---------- Provided data

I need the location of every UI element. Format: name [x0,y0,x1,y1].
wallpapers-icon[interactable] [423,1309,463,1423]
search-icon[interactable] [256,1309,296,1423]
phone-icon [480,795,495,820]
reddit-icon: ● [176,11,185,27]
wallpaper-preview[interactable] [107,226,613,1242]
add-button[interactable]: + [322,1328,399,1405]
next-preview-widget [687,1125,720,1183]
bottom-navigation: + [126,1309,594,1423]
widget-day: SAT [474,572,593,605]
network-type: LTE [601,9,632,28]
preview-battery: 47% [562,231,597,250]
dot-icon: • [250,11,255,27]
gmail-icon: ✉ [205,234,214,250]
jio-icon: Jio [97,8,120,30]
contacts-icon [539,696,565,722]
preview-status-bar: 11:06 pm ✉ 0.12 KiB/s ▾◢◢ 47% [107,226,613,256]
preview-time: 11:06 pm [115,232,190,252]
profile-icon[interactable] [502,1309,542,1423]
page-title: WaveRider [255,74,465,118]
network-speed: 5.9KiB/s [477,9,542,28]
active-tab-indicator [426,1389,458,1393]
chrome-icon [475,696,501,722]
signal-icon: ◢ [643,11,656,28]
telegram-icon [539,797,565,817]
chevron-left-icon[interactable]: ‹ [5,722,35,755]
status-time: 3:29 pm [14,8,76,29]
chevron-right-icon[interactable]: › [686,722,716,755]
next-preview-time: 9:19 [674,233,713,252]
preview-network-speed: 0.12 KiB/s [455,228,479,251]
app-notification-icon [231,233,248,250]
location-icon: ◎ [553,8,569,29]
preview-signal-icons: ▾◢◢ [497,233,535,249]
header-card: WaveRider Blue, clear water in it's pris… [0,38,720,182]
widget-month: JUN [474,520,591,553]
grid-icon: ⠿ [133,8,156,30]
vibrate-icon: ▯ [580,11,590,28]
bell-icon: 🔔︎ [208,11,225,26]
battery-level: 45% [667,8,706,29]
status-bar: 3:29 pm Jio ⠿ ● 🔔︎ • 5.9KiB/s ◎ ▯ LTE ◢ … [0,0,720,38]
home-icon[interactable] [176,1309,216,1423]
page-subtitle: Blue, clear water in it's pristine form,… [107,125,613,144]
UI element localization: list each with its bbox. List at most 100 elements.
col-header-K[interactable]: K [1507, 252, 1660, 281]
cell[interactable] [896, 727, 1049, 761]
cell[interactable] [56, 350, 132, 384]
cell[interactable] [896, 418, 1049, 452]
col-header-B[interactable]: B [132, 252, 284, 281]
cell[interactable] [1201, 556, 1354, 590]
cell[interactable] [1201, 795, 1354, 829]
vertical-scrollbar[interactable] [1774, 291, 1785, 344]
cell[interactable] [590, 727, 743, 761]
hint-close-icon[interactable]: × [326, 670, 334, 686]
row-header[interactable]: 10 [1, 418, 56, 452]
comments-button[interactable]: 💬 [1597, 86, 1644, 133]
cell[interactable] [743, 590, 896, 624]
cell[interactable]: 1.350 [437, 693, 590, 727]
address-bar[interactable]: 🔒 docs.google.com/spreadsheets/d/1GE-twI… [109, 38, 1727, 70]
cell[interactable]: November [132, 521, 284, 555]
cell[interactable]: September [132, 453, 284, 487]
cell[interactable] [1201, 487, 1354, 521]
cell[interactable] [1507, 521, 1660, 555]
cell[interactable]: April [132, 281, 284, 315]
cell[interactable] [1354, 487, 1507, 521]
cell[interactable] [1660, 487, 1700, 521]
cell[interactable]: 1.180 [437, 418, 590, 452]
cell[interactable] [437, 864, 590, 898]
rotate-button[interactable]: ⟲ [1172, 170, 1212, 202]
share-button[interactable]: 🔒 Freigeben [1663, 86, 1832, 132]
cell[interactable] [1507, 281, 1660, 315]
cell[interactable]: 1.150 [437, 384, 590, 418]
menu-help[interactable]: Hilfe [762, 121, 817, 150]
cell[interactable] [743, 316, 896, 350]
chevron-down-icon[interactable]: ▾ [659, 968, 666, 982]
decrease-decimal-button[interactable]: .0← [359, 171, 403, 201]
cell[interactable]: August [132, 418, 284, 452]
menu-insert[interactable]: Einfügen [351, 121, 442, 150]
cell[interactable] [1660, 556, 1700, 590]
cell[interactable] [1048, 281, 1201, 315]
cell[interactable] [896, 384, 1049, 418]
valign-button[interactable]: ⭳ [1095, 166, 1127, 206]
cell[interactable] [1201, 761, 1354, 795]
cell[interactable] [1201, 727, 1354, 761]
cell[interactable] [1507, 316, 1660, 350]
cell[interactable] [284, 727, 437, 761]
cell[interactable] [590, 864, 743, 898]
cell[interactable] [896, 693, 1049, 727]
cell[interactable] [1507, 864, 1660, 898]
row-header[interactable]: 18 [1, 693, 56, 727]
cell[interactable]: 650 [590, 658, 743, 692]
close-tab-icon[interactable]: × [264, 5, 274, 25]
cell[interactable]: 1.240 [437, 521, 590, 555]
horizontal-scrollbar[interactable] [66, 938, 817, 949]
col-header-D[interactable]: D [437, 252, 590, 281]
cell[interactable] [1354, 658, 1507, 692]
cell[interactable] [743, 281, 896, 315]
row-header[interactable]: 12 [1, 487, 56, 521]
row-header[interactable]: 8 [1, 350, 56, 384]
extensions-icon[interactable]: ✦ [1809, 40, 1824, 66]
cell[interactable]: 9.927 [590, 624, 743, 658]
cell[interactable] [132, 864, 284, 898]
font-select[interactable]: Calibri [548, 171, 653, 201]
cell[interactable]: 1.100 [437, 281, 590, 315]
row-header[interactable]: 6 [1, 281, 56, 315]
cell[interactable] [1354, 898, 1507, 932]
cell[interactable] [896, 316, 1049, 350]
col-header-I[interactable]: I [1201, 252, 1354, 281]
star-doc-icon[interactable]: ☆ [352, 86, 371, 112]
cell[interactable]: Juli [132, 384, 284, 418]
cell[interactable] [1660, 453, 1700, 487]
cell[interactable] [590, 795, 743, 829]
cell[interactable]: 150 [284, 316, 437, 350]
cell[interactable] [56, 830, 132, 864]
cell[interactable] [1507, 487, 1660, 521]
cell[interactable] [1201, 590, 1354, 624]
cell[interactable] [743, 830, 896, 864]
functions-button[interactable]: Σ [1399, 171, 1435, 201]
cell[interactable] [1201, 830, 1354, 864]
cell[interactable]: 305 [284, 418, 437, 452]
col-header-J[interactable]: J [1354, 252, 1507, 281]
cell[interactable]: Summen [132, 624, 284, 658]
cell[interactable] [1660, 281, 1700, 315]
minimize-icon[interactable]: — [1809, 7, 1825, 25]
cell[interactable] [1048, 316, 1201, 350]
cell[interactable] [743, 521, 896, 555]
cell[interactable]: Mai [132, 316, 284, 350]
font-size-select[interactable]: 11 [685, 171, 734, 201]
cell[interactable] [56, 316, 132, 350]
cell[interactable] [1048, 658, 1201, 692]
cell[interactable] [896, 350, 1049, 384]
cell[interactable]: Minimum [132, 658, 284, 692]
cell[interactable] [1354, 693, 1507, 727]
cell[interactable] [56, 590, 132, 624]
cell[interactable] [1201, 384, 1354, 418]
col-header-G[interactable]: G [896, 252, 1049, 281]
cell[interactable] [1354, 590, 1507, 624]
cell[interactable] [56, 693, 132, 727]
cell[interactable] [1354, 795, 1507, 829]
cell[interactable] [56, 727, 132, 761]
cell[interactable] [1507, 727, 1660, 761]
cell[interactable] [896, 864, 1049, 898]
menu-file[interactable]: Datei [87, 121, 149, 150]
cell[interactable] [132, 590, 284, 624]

--------------------

Please return every line of the entries above verbatim, keeping each character and the original order.

### Exercise output
I need the location of every UI element. Format: name [x0,y0,x1,y1].
wallpapers-icon[interactable] [423,1309,463,1423]
search-icon[interactable] [256,1309,296,1423]
phone-icon [480,795,495,820]
reddit-icon: ● [176,11,185,27]
wallpaper-preview[interactable] [107,226,613,1242]
add-button[interactable]: + [322,1328,399,1405]
next-preview-widget [687,1125,720,1183]
bottom-navigation: + [126,1309,594,1423]
widget-day: SAT [474,572,593,605]
network-type: LTE [601,9,632,28]
preview-battery: 47% [562,231,597,250]
dot-icon: • [250,11,255,27]
gmail-icon: ✉ [205,234,214,250]
jio-icon: Jio [97,8,120,30]
contacts-icon [539,696,565,722]
preview-status-bar: 11:06 pm ✉ 0.12 KiB/s ▾◢◢ 47% [107,226,613,256]
preview-time: 11:06 pm [115,232,190,252]
profile-icon[interactable] [502,1309,542,1423]
page-title: WaveRider [255,74,465,118]
network-speed: 5.9KiB/s [477,9,542,28]
active-tab-indicator [426,1389,458,1393]
chrome-icon [475,696,501,722]
signal-icon: ◢ [643,11,656,28]
telegram-icon [539,797,565,817]
chevron-left-icon[interactable]: ‹ [5,722,35,755]
status-time: 3:29 pm [14,8,76,29]
chevron-right-icon[interactable]: › [686,722,716,755]
next-preview-time: 9:19 [674,233,713,252]
preview-network-speed: 0.12 KiB/s [455,228,479,251]
app-notification-icon [231,233,248,250]
location-icon: ◎ [553,8,569,29]
preview-signal-icons: ▾◢◢ [497,233,535,249]
header-card: WaveRider Blue, clear water in it's pris… [0,38,720,182]
widget-month: JUN [474,520,591,553]
grid-icon: ⠿ [133,8,156,30]
vibrate-icon: ▯ [580,11,590,28]
bell-icon: 🔔︎ [208,11,225,26]
battery-level: 45% [667,8,706,29]
status-bar: 3:29 pm Jio ⠿ ● 🔔︎ • 5.9KiB/s ◎ ▯ LTE ◢ … [0,0,720,38]
home-icon[interactable] [176,1309,216,1423]
page-subtitle: Blue, clear water in it's pristine form,… [107,125,613,144]
UI element localization: list each with its bbox. List at most 100 elements.
col-header-K[interactable]: K [1507, 252, 1660, 281]
cell[interactable] [896, 727, 1049, 761]
cell[interactable] [56, 350, 132, 384]
cell[interactable] [896, 418, 1049, 452]
col-header-B[interactable]: B [132, 252, 284, 281]
cell[interactable] [1201, 556, 1354, 590]
cell[interactable] [1201, 795, 1354, 829]
vertical-scrollbar[interactable] [1774, 291, 1785, 344]
cell[interactable] [590, 727, 743, 761]
hint-close-icon[interactable]: × [326, 670, 334, 686]
row-header[interactable]: 10 [1, 418, 56, 452]
comments-button[interactable]: 💬 [1597, 86, 1644, 133]
cell[interactable] [743, 590, 896, 624]
cell[interactable]: 1.350 [437, 693, 590, 727]
address-bar[interactable]: 🔒 docs.google.com/spreadsheets/d/1GE-twI… [109, 38, 1727, 70]
cell[interactable]: November [132, 521, 284, 555]
cell[interactable]: September [132, 453, 284, 487]
cell[interactable] [1201, 487, 1354, 521]
cell[interactable] [1507, 521, 1660, 555]
cell[interactable]: April [132, 281, 284, 315]
cell[interactable] [1354, 487, 1507, 521]
cell[interactable] [1660, 487, 1700, 521]
cell[interactable]: 1.180 [437, 418, 590, 452]
cell[interactable] [437, 864, 590, 898]
rotate-button[interactable]: ⟲ [1172, 170, 1212, 202]
share-button[interactable]: 🔒 Freigeben [1663, 86, 1832, 132]
cell[interactable] [1507, 281, 1660, 315]
cell[interactable]: 1.150 [437, 384, 590, 418]
menu-help[interactable]: Hilfe [762, 121, 817, 150]
cell[interactable] [743, 316, 896, 350]
chevron-down-icon[interactable]: ▾ [659, 968, 666, 982]
decrease-decimal-button[interactable]: .0← [359, 171, 403, 201]
cell[interactable]: August [132, 418, 284, 452]
menu-insert[interactable]: Einfügen [351, 121, 442, 150]
cell[interactable] [1660, 556, 1700, 590]
cell[interactable] [1048, 281, 1201, 315]
cell[interactable] [896, 384, 1049, 418]
valign-button[interactable]: ⭳ [1095, 166, 1127, 206]
cell[interactable] [1201, 761, 1354, 795]
cell[interactable] [1201, 727, 1354, 761]
cell[interactable] [1507, 316, 1660, 350]
cell[interactable] [284, 727, 437, 761]
cell[interactable] [590, 864, 743, 898]
cell[interactable] [896, 693, 1049, 727]
cell[interactable] [1507, 864, 1660, 898]
row-header[interactable]: 18 [1, 693, 56, 727]
cell[interactable]: 650 [590, 658, 743, 692]
close-tab-icon[interactable]: × [264, 5, 274, 25]
cell[interactable]: 1.240 [437, 521, 590, 555]
horizontal-scrollbar[interactable] [66, 938, 817, 949]
col-header-D[interactable]: D [437, 252, 590, 281]
cell[interactable] [1354, 658, 1507, 692]
cell[interactable] [743, 281, 896, 315]
row-header[interactable]: 12 [1, 487, 56, 521]
row-header[interactable]: 8 [1, 350, 56, 384]
extensions-icon[interactable]: ✦ [1809, 40, 1824, 66]
cell[interactable]: 9.927 [590, 624, 743, 658]
cell[interactable] [132, 864, 284, 898]
font-select[interactable]: Calibri [548, 171, 653, 201]
cell[interactable]: 1.100 [437, 281, 590, 315]
row-header[interactable]: 6 [1, 281, 56, 315]
cell[interactable] [1354, 898, 1507, 932]
cell[interactable] [896, 316, 1049, 350]
col-header-I[interactable]: I [1201, 252, 1354, 281]
star-doc-icon[interactable]: ☆ [352, 86, 371, 112]
cell[interactable]: Juli [132, 384, 284, 418]
cell[interactable] [1660, 453, 1700, 487]
cell[interactable] [590, 795, 743, 829]
cell[interactable]: 150 [284, 316, 437, 350]
cell[interactable] [56, 830, 132, 864]
cell[interactable] [1507, 487, 1660, 521]
cell[interactable] [1201, 590, 1354, 624]
cell[interactable] [743, 830, 896, 864]
functions-button[interactable]: Σ [1399, 171, 1435, 201]
cell[interactable] [1201, 830, 1354, 864]
cell[interactable]: 305 [284, 418, 437, 452]
col-header-J[interactable]: J [1354, 252, 1507, 281]
cell[interactable]: Summen [132, 624, 284, 658]
cell[interactable] [1660, 281, 1700, 315]
minimize-icon[interactable]: — [1809, 7, 1825, 25]
cell[interactable] [1048, 316, 1201, 350]
cell[interactable] [743, 521, 896, 555]
cell[interactable]: Mai [132, 316, 284, 350]
font-size-select[interactable]: 11 [685, 171, 734, 201]
cell[interactable] [56, 316, 132, 350]
cell[interactable] [1048, 658, 1201, 692]
cell[interactable] [896, 350, 1049, 384]
cell[interactable]: Minimum [132, 658, 284, 692]
cell[interactable] [1354, 693, 1507, 727]
cell[interactable] [56, 590, 132, 624]
cell[interactable] [1201, 384, 1354, 418]
col-header-G[interactable]: G [896, 252, 1049, 281]
cell[interactable] [1354, 590, 1507, 624]
cell[interactable] [56, 693, 132, 727]
cell[interactable] [1354, 795, 1507, 829]
cell[interactable] [56, 727, 132, 761]
cell[interactable] [1507, 727, 1660, 761]
cell[interactable] [896, 864, 1049, 898]
menu-file[interactable]: Datei [87, 121, 149, 150]
cell[interactable] [132, 590, 284, 624]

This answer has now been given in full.